GIVEN REQUEST: Among the entries below, find the lines with "marker" and copy them.

Dataset entries on figures:
>>>>

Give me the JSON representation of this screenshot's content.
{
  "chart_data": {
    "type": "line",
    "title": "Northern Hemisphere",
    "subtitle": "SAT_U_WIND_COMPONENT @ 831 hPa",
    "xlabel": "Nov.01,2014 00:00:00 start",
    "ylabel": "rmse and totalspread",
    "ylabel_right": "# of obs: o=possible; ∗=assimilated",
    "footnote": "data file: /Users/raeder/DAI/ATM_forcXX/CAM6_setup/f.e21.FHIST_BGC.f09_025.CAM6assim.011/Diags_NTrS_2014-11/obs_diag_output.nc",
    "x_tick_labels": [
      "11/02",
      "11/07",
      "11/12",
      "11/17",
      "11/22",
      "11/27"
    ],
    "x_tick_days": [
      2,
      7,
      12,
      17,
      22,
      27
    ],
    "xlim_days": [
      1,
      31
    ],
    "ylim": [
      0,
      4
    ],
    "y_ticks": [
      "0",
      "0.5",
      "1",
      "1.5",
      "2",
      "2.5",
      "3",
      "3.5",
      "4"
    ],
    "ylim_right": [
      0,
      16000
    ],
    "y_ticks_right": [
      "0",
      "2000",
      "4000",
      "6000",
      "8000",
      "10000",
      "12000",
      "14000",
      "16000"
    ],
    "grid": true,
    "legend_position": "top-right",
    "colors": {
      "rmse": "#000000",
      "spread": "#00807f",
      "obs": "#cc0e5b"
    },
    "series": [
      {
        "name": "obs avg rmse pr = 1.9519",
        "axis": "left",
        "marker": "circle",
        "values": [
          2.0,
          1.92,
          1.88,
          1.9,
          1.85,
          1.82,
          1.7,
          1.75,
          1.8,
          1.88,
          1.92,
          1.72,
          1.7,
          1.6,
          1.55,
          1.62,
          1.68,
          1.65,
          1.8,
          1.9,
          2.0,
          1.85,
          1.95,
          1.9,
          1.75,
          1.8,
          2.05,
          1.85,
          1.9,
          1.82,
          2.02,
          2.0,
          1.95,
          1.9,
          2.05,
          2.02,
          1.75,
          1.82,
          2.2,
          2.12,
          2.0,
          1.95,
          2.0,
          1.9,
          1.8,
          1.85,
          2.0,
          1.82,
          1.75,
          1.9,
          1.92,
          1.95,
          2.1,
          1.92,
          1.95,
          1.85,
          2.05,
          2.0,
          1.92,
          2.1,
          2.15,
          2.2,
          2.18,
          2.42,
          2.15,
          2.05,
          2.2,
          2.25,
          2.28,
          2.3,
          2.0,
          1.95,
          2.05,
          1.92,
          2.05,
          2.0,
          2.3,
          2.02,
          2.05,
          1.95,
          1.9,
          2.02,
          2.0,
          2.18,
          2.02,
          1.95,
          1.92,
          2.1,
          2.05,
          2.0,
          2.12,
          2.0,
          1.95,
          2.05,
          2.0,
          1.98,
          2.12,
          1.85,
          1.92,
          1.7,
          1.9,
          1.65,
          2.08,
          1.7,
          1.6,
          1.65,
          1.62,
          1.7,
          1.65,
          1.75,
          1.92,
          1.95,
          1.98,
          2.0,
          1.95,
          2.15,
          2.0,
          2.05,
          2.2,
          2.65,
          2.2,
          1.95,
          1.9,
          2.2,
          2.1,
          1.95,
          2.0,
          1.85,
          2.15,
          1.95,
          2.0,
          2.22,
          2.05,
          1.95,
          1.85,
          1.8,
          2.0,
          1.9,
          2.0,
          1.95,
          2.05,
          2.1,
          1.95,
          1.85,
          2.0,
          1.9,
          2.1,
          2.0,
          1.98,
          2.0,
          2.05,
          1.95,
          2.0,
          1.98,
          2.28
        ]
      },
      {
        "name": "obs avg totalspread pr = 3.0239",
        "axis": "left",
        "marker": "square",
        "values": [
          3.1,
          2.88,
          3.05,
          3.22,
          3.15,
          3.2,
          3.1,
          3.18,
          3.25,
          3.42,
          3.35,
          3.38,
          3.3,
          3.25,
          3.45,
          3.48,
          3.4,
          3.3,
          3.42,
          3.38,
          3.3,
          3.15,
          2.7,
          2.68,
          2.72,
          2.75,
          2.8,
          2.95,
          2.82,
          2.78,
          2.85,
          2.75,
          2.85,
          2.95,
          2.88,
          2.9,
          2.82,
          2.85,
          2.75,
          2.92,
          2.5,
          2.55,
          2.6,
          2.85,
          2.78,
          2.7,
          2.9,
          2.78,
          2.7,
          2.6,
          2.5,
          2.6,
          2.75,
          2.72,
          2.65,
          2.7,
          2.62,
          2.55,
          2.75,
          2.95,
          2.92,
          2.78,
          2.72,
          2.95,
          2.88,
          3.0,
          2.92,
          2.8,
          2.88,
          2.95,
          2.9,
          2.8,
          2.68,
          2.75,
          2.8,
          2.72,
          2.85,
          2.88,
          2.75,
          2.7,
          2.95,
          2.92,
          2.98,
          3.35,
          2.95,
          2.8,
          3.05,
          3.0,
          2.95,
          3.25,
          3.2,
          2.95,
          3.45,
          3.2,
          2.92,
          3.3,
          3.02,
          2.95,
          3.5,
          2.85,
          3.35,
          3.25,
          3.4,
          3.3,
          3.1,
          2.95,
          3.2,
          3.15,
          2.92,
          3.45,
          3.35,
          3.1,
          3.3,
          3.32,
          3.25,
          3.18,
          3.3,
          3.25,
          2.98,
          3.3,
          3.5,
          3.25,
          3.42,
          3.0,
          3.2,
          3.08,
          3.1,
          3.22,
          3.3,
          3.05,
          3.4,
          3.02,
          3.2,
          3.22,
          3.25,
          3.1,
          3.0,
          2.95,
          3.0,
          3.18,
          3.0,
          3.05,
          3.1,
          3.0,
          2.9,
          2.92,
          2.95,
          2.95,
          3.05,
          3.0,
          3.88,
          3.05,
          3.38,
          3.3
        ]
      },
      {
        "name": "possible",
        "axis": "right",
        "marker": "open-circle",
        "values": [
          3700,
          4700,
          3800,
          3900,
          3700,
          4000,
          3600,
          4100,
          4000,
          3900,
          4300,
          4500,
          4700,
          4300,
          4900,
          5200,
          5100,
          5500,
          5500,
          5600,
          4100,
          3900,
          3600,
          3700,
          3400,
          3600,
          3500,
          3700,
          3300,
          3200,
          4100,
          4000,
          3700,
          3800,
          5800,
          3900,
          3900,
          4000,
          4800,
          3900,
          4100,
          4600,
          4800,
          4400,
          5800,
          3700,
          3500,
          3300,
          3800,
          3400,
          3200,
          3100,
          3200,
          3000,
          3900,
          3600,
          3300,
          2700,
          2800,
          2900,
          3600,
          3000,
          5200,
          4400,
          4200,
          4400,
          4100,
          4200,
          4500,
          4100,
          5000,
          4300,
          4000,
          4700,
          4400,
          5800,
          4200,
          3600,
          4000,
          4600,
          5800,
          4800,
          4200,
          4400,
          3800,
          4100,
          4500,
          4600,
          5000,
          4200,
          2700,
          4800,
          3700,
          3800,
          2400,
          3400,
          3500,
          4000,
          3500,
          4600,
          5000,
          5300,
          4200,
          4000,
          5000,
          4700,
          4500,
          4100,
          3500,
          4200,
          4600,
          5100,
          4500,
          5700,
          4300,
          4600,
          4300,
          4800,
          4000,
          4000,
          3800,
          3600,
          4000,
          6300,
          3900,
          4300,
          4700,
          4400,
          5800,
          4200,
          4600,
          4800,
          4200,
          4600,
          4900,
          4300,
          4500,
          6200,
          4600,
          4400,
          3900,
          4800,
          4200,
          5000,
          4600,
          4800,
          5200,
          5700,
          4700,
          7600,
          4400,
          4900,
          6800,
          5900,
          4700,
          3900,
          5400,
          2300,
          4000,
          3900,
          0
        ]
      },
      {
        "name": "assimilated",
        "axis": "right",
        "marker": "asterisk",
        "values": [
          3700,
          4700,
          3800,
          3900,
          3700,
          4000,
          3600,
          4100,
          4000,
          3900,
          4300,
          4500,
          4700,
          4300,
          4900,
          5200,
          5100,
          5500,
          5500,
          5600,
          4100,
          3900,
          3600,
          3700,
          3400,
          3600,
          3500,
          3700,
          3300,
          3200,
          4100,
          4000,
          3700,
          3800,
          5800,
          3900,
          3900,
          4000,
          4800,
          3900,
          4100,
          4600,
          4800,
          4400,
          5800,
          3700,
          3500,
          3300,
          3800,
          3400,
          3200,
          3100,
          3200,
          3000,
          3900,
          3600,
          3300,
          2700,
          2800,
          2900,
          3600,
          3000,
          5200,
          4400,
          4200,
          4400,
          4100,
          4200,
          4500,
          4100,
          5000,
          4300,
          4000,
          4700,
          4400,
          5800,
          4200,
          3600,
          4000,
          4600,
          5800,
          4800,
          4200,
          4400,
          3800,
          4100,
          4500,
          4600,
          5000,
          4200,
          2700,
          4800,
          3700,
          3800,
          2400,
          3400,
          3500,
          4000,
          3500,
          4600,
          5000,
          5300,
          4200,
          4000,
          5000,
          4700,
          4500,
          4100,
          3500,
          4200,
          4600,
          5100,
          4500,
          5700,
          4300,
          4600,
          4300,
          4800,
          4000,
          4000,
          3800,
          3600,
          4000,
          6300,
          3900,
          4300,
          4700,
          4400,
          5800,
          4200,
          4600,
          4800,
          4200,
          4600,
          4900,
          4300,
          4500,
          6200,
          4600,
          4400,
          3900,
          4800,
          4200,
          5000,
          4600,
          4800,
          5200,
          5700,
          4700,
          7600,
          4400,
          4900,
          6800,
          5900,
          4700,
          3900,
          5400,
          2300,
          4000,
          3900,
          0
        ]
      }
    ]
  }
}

<<<<

ANSWER:
        "marker": "circle",
        "marker": "square",
        "marker": "open-circle",
        "marker": "asterisk",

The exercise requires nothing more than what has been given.